*WHAT IS NEEDED*: Where a line holds "diff", copy it.

*EXTRACTED MATERIAL*:
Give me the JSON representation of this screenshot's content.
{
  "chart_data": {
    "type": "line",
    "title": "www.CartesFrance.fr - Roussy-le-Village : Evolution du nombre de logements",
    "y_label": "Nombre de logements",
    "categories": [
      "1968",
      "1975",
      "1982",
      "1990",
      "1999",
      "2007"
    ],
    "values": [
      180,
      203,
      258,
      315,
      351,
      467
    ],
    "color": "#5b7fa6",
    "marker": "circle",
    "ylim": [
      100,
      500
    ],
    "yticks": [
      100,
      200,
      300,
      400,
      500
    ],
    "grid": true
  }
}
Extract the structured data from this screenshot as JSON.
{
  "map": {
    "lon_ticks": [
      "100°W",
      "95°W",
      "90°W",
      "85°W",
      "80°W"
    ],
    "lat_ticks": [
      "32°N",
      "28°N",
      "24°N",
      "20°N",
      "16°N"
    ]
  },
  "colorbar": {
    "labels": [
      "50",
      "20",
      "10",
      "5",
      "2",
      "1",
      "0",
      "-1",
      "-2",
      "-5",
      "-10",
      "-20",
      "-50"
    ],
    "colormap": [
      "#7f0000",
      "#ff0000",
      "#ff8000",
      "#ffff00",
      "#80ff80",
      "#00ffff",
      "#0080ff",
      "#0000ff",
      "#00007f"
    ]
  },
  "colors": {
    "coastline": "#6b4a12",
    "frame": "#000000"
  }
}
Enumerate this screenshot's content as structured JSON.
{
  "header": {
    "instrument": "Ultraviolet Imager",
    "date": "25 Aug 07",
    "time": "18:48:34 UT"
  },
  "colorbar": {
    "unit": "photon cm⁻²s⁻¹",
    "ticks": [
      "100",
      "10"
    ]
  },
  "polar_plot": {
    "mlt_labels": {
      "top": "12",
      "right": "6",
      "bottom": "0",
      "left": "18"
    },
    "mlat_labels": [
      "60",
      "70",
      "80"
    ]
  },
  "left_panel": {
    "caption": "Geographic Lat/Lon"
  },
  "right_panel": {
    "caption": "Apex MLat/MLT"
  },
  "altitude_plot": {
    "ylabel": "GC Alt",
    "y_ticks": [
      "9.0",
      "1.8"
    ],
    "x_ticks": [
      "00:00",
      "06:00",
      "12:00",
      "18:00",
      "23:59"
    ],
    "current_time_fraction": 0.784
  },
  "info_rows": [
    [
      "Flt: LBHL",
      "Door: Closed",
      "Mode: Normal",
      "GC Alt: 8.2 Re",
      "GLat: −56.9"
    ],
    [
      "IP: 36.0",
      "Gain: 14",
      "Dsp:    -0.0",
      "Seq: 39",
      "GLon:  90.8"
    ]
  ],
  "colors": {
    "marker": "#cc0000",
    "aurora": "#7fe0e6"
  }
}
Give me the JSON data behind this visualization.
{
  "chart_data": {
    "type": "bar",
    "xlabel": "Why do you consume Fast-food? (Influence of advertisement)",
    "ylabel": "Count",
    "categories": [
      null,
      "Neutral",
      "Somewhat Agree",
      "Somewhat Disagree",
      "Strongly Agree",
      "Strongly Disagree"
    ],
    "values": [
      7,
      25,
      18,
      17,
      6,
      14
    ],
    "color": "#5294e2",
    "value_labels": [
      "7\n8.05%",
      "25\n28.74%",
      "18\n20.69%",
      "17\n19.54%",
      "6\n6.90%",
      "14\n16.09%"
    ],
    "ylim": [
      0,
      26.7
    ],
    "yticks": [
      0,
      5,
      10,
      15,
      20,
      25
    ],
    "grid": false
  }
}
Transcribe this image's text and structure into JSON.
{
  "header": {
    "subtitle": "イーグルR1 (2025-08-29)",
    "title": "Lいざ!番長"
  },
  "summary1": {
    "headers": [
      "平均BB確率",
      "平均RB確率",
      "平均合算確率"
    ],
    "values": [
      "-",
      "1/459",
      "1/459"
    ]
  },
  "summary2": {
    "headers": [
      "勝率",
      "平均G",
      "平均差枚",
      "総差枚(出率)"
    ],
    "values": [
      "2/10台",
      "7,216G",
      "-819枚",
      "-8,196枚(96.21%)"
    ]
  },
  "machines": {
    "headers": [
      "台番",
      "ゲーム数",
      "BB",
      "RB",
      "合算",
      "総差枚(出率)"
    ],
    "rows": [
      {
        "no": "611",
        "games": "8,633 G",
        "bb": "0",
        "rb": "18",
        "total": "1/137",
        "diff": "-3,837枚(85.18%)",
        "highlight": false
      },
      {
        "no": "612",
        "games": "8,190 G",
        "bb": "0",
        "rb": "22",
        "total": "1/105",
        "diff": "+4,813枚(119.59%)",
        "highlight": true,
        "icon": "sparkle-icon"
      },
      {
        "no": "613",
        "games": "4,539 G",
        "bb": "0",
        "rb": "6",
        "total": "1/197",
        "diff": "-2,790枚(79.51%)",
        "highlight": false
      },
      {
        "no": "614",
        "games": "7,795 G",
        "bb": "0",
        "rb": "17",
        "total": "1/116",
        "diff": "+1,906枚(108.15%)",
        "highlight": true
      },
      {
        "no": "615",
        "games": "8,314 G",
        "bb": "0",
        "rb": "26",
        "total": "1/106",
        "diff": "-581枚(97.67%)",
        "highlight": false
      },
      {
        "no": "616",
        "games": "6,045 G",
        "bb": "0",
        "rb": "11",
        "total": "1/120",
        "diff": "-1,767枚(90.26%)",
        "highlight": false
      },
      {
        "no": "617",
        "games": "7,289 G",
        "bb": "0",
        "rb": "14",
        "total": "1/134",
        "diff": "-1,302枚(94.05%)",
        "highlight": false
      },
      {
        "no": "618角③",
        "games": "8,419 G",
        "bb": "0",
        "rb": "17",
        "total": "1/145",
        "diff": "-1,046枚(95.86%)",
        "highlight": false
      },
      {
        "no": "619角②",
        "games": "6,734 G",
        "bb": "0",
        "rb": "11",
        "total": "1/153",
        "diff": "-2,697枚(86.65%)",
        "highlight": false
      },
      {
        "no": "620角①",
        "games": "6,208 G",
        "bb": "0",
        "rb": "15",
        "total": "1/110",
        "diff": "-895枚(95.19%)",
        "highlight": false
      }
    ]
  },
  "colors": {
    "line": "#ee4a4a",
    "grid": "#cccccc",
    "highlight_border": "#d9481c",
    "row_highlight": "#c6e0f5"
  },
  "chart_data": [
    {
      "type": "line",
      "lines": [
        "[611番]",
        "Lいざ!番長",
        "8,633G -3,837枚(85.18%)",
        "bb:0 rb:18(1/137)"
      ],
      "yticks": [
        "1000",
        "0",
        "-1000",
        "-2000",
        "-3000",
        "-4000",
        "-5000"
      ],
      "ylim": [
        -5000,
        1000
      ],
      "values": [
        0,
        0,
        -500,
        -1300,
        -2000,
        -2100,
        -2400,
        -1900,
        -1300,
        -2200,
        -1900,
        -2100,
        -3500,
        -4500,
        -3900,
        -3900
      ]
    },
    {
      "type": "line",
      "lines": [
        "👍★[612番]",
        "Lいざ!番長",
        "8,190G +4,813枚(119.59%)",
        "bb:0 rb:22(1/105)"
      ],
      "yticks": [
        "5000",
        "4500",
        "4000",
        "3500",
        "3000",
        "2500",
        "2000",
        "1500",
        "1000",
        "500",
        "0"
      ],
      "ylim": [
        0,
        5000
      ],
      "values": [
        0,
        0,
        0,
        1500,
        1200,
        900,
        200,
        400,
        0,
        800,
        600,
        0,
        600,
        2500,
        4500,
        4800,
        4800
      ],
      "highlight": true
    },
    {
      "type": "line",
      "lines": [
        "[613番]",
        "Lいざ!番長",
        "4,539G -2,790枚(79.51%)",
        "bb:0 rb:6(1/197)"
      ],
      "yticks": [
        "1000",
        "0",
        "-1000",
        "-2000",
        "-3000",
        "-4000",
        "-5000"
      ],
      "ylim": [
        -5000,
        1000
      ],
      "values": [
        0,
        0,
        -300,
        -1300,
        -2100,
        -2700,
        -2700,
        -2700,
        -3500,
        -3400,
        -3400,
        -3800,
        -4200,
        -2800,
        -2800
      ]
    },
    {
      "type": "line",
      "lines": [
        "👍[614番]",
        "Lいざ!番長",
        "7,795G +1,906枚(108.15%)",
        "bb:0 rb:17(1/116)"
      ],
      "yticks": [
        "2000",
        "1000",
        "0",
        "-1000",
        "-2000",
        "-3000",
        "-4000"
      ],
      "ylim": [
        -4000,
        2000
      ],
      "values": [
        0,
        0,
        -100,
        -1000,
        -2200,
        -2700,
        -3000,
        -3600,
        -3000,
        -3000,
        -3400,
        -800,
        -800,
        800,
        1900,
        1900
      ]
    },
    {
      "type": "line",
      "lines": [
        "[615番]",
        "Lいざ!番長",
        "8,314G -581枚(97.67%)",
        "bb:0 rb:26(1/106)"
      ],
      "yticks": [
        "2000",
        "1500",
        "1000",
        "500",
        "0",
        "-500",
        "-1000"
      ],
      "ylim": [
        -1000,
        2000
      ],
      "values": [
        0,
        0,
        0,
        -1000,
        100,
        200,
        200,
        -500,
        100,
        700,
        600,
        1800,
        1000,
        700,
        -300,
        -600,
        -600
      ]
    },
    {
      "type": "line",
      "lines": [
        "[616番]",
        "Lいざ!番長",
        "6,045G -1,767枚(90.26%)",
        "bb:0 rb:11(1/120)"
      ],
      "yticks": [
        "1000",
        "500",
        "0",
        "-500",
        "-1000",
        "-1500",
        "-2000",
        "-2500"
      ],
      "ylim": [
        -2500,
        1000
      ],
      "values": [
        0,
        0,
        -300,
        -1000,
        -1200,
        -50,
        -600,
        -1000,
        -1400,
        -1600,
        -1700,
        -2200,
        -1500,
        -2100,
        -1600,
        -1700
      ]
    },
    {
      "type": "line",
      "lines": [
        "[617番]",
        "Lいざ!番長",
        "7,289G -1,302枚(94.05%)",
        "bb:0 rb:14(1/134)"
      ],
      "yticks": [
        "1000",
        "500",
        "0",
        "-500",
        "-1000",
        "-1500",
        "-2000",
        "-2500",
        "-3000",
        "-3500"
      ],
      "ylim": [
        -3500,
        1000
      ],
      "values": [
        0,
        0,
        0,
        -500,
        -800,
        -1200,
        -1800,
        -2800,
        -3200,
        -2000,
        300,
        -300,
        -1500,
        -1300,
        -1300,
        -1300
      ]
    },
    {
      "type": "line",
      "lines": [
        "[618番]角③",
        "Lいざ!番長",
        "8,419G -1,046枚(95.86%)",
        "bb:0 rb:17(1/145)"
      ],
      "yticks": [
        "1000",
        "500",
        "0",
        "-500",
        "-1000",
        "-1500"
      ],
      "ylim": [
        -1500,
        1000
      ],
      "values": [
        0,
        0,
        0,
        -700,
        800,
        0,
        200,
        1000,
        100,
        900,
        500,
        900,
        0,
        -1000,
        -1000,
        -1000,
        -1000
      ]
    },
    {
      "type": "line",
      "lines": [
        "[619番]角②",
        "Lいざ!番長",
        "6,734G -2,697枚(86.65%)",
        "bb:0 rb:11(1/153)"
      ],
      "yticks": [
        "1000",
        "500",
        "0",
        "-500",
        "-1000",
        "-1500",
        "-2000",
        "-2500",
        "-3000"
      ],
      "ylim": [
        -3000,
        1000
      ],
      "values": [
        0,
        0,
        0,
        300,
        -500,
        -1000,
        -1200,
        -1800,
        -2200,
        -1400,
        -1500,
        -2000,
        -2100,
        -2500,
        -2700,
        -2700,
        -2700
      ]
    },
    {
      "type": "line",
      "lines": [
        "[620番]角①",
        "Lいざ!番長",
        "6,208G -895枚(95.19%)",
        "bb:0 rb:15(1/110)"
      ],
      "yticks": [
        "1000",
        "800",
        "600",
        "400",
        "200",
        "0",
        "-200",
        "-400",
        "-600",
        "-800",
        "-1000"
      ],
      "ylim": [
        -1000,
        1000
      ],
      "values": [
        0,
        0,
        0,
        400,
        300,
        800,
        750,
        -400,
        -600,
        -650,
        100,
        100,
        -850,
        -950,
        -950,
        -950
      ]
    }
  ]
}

*RESULT OF THE TASK*:
        "diff": "-3,837枚(85.18%)",
        "diff": "+4,813枚(119.59%)",
        "diff": "-2,790枚(79.51%)",
        "diff": "+1,906枚(108.15%)",
        "diff": "-581枚(97.67%)",
        "diff": "-1,767枚(90.26%)",
        "diff": "-1,302枚(94.05%)",
        "diff": "-1,046枚(95.86%)",
        "diff": "-2,697枚(86.65%)",
        "diff": "-895枚(95.19%)",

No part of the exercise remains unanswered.